=== Source material ===

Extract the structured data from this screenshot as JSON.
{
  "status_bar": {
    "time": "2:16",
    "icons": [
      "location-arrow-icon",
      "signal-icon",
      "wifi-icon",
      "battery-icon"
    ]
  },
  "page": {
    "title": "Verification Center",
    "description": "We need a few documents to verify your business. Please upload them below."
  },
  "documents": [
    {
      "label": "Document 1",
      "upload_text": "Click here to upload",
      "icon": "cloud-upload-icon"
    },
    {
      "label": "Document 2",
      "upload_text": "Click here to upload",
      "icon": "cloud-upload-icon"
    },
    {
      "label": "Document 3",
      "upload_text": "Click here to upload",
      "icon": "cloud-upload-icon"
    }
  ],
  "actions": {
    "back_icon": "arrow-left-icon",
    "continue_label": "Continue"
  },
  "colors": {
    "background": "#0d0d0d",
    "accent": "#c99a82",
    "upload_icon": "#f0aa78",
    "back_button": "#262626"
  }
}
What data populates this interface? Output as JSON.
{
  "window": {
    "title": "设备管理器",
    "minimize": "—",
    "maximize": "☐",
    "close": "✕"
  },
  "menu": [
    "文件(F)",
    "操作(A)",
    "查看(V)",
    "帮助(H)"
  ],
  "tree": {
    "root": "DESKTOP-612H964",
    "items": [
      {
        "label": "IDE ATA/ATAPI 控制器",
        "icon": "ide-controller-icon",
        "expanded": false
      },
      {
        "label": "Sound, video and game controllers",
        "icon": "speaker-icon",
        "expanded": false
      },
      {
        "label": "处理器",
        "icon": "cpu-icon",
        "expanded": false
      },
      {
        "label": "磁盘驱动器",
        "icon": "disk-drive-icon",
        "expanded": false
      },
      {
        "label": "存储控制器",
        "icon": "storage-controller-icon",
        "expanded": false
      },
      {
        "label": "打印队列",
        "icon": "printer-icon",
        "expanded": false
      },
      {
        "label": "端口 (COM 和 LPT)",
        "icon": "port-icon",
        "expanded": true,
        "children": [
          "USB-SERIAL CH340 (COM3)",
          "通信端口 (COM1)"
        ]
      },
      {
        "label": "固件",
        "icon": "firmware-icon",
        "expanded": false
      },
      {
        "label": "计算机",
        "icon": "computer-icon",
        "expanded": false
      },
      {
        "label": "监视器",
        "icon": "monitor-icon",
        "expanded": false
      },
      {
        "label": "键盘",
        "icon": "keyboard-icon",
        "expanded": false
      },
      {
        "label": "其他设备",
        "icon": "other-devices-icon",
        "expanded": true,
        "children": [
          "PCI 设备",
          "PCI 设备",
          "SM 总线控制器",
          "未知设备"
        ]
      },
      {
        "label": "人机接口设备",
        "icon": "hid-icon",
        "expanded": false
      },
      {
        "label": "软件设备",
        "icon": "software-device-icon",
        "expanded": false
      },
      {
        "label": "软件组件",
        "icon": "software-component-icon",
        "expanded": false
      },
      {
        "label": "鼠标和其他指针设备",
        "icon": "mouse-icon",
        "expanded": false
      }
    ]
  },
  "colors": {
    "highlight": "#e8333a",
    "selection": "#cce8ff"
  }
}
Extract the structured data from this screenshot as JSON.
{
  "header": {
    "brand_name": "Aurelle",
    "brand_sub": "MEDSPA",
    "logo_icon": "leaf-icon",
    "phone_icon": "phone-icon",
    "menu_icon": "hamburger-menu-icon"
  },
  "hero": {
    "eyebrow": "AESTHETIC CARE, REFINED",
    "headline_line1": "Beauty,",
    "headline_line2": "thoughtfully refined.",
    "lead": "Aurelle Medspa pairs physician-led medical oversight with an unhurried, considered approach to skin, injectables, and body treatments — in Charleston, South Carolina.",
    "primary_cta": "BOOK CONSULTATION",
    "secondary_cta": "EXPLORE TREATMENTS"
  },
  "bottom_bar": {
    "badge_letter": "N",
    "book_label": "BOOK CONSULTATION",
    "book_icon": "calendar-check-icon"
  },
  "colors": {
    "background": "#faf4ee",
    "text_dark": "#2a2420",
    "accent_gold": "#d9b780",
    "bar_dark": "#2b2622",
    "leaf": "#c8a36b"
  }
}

===

**Task objective:** Look for the word "arrow" in every line of the listing and copy the lines that have it.

**Exercise solution:**
      "location-arrow-icon",
    "back_icon": "arrow-left-icon",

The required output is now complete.